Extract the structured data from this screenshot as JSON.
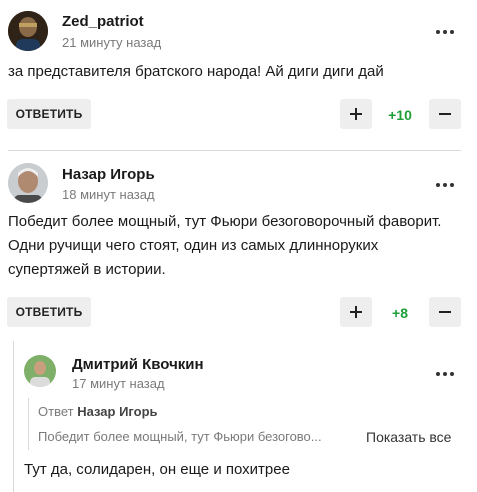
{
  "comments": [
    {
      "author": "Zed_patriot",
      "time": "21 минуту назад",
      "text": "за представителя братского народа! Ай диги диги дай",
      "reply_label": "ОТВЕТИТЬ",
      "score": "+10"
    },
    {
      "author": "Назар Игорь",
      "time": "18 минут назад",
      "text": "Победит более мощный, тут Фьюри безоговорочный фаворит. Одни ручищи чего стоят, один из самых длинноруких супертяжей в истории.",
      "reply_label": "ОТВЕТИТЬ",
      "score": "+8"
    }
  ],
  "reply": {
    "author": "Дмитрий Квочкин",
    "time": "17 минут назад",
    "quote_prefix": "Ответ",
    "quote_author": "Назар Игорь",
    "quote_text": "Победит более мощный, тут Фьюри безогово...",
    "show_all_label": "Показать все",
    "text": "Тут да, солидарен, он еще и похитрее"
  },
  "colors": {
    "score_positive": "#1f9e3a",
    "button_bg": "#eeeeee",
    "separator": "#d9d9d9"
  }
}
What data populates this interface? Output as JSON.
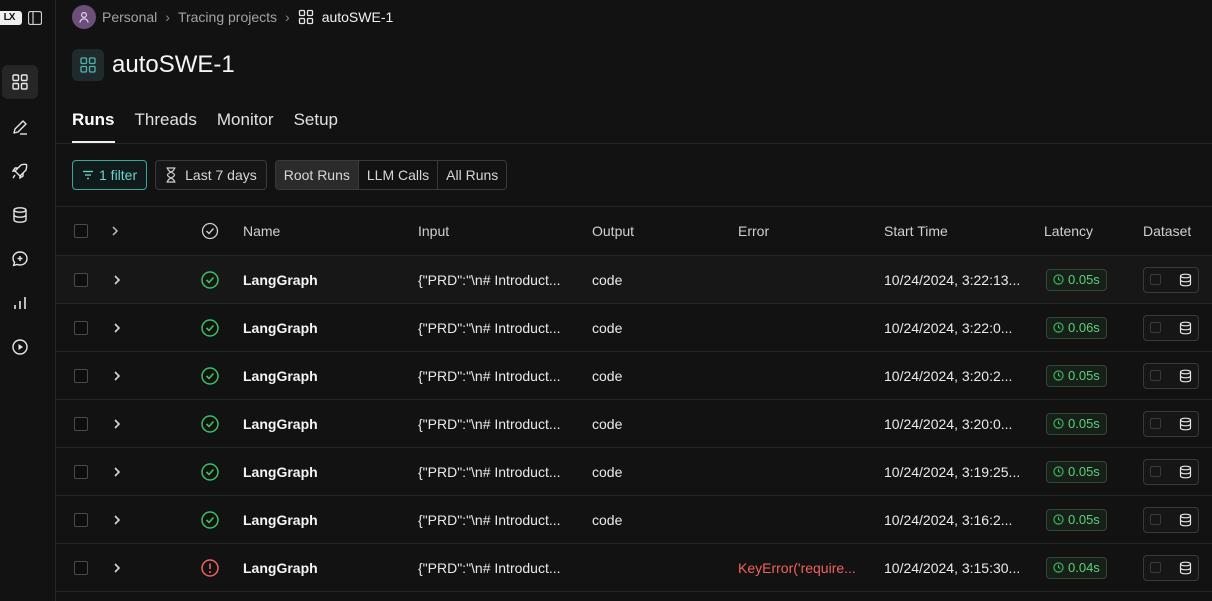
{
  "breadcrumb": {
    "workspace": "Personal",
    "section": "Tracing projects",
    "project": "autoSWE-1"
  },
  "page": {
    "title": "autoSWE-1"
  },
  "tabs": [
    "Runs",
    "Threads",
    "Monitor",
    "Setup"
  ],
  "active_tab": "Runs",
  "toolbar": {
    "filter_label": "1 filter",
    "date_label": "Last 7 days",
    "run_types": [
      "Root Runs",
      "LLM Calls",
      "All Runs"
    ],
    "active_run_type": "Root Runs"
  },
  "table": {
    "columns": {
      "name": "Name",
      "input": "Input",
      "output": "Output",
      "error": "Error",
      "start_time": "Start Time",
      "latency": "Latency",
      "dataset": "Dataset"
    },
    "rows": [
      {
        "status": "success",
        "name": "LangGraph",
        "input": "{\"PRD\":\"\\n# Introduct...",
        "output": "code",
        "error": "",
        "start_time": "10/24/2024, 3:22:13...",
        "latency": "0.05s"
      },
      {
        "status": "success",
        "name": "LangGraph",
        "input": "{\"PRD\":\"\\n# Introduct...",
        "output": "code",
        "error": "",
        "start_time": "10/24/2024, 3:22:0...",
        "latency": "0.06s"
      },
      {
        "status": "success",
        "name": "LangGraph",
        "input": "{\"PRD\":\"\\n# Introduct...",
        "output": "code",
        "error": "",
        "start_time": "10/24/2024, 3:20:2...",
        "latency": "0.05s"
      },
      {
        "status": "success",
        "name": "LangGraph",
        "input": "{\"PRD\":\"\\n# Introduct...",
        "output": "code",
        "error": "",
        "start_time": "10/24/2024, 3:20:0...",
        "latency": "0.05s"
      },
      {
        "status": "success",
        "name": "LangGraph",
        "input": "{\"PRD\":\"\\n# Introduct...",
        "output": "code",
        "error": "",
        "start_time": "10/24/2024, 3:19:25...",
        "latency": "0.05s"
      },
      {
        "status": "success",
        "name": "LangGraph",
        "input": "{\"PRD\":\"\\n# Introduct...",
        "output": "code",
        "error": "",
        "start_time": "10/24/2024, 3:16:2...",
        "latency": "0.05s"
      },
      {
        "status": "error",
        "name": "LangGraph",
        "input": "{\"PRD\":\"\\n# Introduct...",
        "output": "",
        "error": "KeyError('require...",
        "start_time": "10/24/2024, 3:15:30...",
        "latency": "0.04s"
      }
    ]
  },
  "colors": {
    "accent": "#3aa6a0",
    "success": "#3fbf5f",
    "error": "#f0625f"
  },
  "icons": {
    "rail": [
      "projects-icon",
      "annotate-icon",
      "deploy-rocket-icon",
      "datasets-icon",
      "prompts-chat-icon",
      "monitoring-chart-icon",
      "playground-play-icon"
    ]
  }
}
····················
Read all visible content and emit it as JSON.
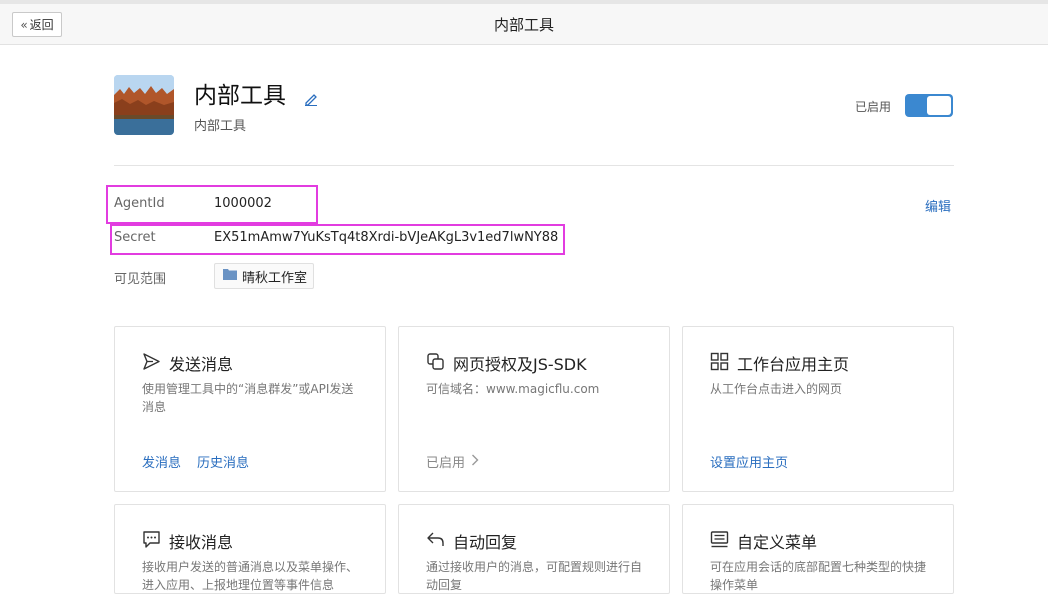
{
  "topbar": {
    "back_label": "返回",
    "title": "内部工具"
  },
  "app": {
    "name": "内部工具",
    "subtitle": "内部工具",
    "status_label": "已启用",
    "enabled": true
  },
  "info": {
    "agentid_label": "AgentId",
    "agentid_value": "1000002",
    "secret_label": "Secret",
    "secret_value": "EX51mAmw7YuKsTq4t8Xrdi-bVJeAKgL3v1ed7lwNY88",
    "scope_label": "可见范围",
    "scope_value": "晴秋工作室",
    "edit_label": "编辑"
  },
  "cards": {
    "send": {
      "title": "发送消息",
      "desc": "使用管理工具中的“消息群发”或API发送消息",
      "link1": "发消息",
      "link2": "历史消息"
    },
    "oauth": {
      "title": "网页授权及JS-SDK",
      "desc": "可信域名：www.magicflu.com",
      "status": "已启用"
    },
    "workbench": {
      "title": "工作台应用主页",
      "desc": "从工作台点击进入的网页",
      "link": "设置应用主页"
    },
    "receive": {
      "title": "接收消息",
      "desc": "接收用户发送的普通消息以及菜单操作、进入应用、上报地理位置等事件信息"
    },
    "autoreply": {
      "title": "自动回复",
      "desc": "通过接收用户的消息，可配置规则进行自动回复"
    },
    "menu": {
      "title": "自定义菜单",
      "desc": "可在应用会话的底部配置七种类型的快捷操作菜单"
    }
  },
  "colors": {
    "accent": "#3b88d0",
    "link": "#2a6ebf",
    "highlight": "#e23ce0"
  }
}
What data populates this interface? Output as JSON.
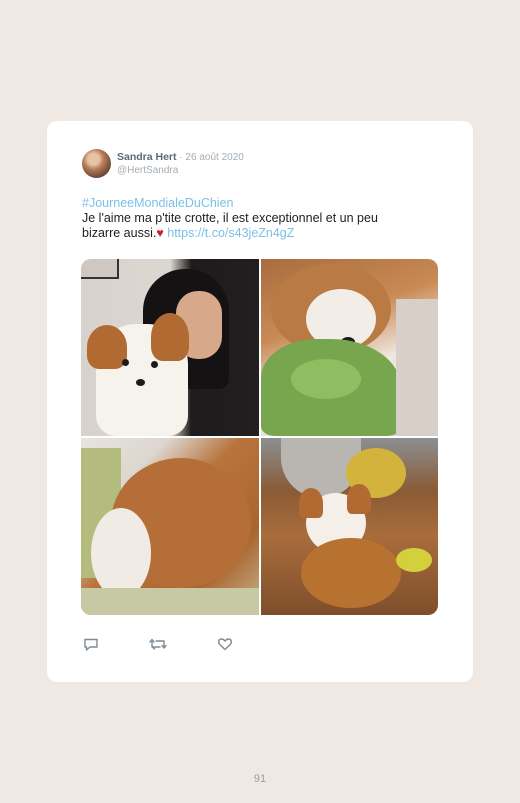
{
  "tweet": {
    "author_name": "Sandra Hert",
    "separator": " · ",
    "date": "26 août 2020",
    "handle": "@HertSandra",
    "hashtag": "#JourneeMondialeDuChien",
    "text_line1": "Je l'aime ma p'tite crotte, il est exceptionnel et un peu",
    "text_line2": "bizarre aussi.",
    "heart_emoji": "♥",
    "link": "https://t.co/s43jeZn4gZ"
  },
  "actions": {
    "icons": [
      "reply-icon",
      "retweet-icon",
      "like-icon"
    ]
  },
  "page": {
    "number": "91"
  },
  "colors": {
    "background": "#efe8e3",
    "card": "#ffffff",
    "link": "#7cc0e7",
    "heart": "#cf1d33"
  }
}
····················
DESCRIPTION OF THE TASK
Go through the entries above and pull out each line with "JSON" in it.

EXPECTED ANSWER
Extract the structured data from this screenshot as JSON.
What data populates this interface? Output as JSON.
Read all visible content and emit it as JSON.
What data populates this interface? Output as JSON.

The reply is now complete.